- _Your instructions_:
Copy every entry precisely.

◆ ◆ ◆ ◆ ◆ ◆ ◆

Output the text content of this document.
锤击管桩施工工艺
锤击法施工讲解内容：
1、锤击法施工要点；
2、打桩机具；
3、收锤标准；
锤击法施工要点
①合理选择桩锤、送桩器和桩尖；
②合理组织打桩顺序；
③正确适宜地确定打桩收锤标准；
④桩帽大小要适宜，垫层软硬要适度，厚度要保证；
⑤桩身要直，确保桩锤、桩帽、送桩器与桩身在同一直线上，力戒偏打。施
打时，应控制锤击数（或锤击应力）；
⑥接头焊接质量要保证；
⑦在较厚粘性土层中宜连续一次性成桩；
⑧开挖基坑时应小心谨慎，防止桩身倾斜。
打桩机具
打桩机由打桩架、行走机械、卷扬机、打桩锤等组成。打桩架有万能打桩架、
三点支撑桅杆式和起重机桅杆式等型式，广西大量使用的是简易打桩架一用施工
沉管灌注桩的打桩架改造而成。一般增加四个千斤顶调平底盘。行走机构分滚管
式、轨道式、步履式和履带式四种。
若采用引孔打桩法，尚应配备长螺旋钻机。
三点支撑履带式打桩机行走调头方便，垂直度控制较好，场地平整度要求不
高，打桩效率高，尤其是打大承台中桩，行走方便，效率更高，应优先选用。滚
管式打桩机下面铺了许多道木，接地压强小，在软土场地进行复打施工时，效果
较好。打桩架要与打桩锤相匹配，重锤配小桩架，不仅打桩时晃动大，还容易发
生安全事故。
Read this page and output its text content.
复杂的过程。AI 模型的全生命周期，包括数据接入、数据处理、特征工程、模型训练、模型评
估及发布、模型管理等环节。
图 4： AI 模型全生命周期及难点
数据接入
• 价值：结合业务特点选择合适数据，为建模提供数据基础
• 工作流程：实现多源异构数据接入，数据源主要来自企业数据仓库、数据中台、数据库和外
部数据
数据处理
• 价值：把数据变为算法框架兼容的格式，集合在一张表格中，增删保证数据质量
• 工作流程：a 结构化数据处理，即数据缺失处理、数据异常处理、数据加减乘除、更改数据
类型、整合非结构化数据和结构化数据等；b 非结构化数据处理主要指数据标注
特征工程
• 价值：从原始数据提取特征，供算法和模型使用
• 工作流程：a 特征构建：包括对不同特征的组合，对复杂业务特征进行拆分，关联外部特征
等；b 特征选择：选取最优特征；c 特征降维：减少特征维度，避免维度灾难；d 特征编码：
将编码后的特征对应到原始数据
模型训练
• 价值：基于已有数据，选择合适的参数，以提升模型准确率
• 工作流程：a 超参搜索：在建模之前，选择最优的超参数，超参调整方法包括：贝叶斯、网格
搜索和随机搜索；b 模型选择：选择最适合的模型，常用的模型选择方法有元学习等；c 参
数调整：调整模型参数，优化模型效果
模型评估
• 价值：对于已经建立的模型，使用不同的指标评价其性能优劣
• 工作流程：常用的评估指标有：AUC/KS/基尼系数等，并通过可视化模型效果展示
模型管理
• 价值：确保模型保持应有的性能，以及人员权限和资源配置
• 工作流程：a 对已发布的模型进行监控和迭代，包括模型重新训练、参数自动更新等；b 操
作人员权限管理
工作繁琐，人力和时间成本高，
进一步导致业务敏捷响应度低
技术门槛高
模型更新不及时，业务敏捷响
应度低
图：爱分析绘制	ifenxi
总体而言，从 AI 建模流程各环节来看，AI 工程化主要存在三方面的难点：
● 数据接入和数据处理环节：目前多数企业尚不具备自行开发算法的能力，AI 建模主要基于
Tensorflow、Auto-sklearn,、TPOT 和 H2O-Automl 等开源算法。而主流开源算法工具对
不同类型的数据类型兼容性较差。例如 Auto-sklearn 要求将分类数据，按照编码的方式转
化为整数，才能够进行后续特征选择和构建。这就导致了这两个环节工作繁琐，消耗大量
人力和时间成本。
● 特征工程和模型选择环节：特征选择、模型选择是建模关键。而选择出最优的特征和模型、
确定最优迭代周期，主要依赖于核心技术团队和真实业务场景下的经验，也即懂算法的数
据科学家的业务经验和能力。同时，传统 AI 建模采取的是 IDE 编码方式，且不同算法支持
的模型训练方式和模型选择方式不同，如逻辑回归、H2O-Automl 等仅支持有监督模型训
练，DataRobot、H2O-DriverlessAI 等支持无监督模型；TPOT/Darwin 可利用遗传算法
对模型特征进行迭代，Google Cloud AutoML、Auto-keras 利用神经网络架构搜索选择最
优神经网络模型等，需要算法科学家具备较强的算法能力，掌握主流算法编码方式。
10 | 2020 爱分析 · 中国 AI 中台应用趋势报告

◆ ◆ ◆ ◆ ◆ ◆ ◆

- _Solution for this exercise_:
Output the text content of this document.
锤击管桩施工工艺
锤击法施工讲解内容：
1、锤击法施工要点；
2、打桩机具；
3、收锤标准；
锤击法施工要点
①合理选择桩锤、送桩器和桩尖；
②合理组织打桩顺序；
③正确适宜地确定打桩收锤标准；
④桩帽大小要适宜，垫层软硬要适度，厚度要保证；
⑤桩身要直，确保桩锤、桩帽、送桩器与桩身在同一直线上，力戒偏打。施
打时，应控制锤击数（或锤击应力）；
⑥接头焊接质量要保证；
⑦在较厚粘性土层中宜连续一次性成桩；
⑧开挖基坑时应小心谨慎，防止桩身倾斜。
打桩机具
打桩机由打桩架、行走机械、卷扬机、打桩锤等组成。打桩架有万能打桩架、
三点支撑桅杆式和起重机桅杆式等型式，广西大量使用的是简易打桩架一用施工
沉管灌注桩的打桩架改造而成。一般增加四个千斤顶调平底盘。行走机构分滚管
式、轨道式、步履式和履带式四种。
若采用引孔打桩法，尚应配备长螺旋钻机。
三点支撑履带式打桩机行走调头方便，垂直度控制较好，场地平整度要求不
高，打桩效率高，尤其是打大承台中桩，行走方便，效率更高，应优先选用。滚
管式打桩机下面铺了许多道木，接地压强小，在软土场地进行复打施工时，效果
较好。打桩架要与打桩锤相匹配，重锤配小桩架，不仅打桩时晃动大，还容易发
生安全事故。
Read this page and output its text content.
复杂的过程。AI 模型的全生命周期，包括数据接入、数据处理、特征工程、模型训练、模型评
估及发布、模型管理等环节。
图 4： AI 模型全生命周期及难点
数据接入
• 价值：结合业务特点选择合适数据，为建模提供数据基础
• 工作流程：实现多源异构数据接入，数据源主要来自企业数据仓库、数据中台、数据库和外
部数据
数据处理
• 价值：把数据变为算法框架兼容的格式，集合在一张表格中，增删保证数据质量
• 工作流程：a 结构化数据处理，即数据缺失处理、数据异常处理、数据加减乘除、更改数据
类型、整合非结构化数据和结构化数据等；b 非结构化数据处理主要指数据标注
特征工程
• 价值：从原始数据提取特征，供算法和模型使用
• 工作流程：a 特征构建：包括对不同特征的组合，对复杂业务特征进行拆分，关联外部特征
等；b 特征选择：选取最优特征；c 特征降维：减少特征维度，避免维度灾难；d 特征编码：
将编码后的特征对应到原始数据
模型训练
• 价值：基于已有数据，选择合适的参数，以提升模型准确率
• 工作流程：a 超参搜索：在建模之前，选择最优的超参数，超参调整方法包括：贝叶斯、网格
搜索和随机搜索；b 模型选择：选择最适合的模型，常用的模型选择方法有元学习等；c 参
数调整：调整模型参数，优化模型效果
模型评估
• 价值：对于已经建立的模型，使用不同的指标评价其性能优劣
• 工作流程：常用的评估指标有：AUC/KS/基尼系数等，并通过可视化模型效果展示
模型管理
• 价值：确保模型保持应有的性能，以及人员权限和资源配置
• 工作流程：a 对已发布的模型进行监控和迭代，包括模型重新训练、参数自动更新等；b 操
作人员权限管理
工作繁琐，人力和时间成本高，
进一步导致业务敏捷响应度低
技术门槛高
模型更新不及时，业务敏捷响
应度低
图：爱分析绘制	ifenxi
总体而言，从 AI 建模流程各环节来看，AI 工程化主要存在三方面的难点：
● 数据接入和数据处理环节：目前多数企业尚不具备自行开发算法的能力，AI 建模主要基于
Tensorflow、Auto-sklearn,、TPOT 和 H2O-Automl 等开源算法。而主流开源算法工具对
不同类型的数据类型兼容性较差。例如 Auto-sklearn 要求将分类数据，按照编码的方式转
化为整数，才能够进行后续特征选择和构建。这就导致了这两个环节工作繁琐，消耗大量
人力和时间成本。
● 特征工程和模型选择环节：特征选择、模型选择是建模关键。而选择出最优的特征和模型、
确定最优迭代周期，主要依赖于核心技术团队和真实业务场景下的经验，也即懂算法的数
据科学家的业务经验和能力。同时，传统 AI 建模采取的是 IDE 编码方式，且不同算法支持
的模型训练方式和模型选择方式不同，如逻辑回归、H2O-Automl 等仅支持有监督模型训
练，DataRobot、H2O-DriverlessAI 等支持无监督模型；TPOT/Darwin 可利用遗传算法
对模型特征进行迭代，Google Cloud AutoML、Auto-keras 利用神经网络架构搜索选择最
优神经网络模型等，需要算法科学家具备较强的算法能力，掌握主流算法编码方式。
10 | 2020 爱分析 · 中国 AI 中台应用趋势报告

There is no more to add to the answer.